# [STATED EXERCISE]
All lines holding the string "image" are to be shown.

— BEGIN PROVIDED INFORMATION —

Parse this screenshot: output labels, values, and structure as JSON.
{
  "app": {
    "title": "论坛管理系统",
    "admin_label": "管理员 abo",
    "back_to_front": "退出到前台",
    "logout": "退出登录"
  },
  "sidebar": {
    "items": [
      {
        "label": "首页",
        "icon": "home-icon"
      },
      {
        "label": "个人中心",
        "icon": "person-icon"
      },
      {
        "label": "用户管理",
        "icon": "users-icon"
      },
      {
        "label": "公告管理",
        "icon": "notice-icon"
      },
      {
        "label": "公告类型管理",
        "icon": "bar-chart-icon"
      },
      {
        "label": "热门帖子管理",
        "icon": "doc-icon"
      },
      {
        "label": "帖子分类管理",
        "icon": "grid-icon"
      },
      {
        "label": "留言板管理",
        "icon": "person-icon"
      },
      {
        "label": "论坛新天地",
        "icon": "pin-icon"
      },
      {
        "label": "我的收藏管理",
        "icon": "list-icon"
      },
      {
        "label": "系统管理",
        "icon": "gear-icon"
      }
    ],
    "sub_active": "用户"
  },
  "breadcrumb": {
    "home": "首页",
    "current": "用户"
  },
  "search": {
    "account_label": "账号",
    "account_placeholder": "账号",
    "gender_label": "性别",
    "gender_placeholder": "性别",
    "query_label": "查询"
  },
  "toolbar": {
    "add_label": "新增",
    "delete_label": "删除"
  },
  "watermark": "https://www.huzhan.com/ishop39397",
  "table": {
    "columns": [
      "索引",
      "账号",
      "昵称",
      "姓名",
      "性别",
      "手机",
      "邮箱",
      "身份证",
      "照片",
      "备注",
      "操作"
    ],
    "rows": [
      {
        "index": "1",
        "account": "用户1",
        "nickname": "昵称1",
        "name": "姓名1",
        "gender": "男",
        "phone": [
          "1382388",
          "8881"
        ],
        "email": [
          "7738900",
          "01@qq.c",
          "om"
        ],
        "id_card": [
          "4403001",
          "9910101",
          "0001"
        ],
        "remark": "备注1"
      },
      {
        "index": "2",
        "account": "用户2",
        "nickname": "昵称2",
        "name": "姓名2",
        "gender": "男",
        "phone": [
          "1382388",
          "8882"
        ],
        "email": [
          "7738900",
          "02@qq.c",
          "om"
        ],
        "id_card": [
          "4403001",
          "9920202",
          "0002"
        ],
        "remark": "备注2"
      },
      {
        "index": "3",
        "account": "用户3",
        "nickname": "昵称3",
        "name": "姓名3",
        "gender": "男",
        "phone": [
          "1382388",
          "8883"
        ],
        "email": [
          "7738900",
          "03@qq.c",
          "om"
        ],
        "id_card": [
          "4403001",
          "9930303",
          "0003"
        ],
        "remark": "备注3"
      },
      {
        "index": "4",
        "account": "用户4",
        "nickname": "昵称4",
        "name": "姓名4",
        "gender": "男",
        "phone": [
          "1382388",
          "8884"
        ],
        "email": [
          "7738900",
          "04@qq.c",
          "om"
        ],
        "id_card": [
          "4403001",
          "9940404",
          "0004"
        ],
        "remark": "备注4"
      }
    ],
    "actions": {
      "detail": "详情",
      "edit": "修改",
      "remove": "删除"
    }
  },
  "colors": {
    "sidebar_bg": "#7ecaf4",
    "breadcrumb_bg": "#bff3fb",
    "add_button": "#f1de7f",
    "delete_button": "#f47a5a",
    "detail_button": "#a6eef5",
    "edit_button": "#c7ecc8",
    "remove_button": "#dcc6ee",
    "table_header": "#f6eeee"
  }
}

— END PROVIDED INFORMATION —
— BEGIN PROVIDED INFORMATION —

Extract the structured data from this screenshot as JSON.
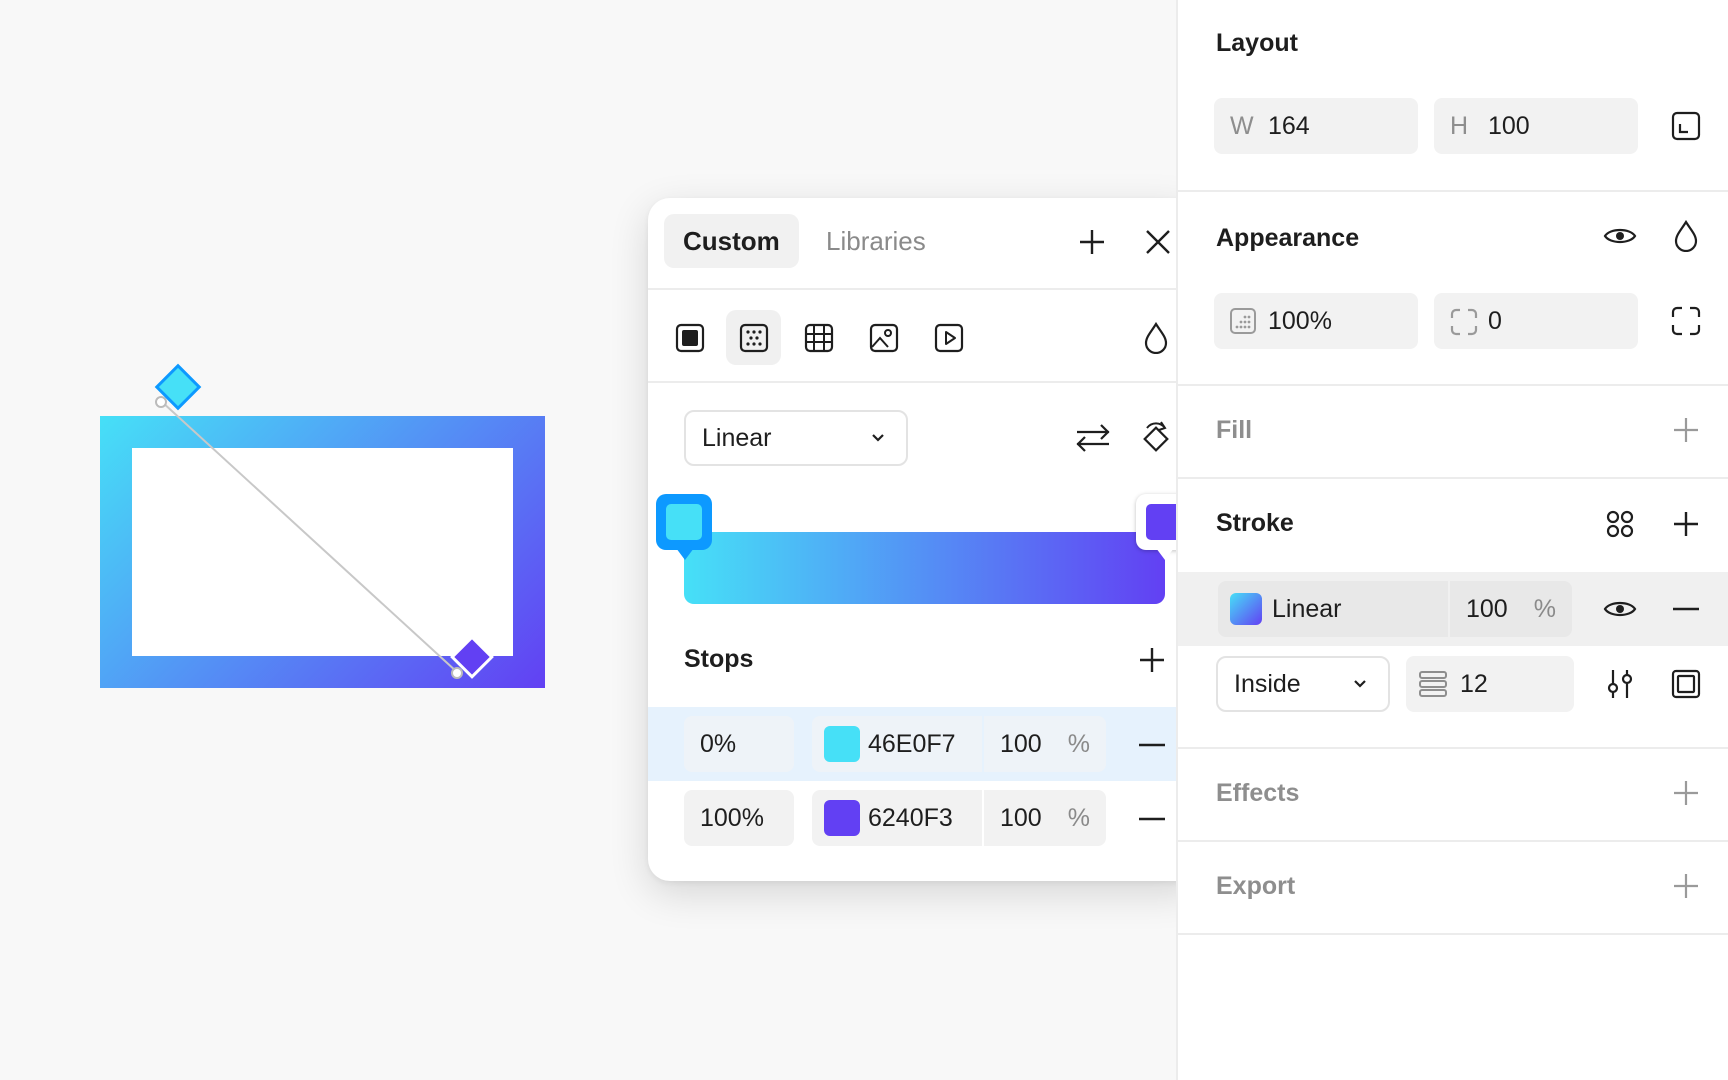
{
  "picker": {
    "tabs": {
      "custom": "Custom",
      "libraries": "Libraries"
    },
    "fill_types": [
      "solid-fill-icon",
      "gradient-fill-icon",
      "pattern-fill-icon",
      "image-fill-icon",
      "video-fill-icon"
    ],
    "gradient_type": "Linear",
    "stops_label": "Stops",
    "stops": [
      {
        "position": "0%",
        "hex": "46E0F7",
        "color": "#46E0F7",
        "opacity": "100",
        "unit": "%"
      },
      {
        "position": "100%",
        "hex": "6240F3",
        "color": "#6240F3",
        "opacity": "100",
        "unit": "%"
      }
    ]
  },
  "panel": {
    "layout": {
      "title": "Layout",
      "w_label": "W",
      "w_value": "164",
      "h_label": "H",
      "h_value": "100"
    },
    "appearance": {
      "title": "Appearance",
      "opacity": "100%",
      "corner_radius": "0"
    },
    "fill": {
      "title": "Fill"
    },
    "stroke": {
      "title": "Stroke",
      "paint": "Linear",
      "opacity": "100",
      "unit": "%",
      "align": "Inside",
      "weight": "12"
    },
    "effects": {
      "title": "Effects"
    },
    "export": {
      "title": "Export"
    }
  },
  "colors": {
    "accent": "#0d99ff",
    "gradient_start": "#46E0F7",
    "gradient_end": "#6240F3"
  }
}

— END PROVIDED INFORMATION —
— BEGIN PROVIDED INFORMATION —

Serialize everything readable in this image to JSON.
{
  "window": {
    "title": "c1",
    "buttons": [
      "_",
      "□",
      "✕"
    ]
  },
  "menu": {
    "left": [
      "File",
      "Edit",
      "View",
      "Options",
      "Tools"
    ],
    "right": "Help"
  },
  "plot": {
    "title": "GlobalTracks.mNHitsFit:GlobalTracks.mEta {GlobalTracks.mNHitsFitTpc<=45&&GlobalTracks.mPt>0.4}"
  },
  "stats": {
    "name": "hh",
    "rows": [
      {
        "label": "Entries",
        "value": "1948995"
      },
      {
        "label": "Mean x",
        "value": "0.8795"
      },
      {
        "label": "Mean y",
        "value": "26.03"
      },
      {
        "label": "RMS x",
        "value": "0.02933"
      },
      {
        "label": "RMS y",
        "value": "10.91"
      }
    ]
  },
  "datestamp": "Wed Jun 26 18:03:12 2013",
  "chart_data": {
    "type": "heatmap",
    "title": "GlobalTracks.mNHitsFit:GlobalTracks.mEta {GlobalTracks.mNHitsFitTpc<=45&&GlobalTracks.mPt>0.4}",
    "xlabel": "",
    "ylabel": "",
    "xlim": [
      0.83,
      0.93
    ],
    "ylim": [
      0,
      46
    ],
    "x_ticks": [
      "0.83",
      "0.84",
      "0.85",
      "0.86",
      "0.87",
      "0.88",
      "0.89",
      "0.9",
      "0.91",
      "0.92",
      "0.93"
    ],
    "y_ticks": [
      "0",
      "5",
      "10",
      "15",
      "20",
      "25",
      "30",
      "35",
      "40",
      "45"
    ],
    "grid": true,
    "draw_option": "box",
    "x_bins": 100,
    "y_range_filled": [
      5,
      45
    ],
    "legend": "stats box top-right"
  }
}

— END PROVIDED INFORMATION —

# [EXERCISE ANSWER]
      "image-fill-icon",
Serialize everything readable in this image to JSON.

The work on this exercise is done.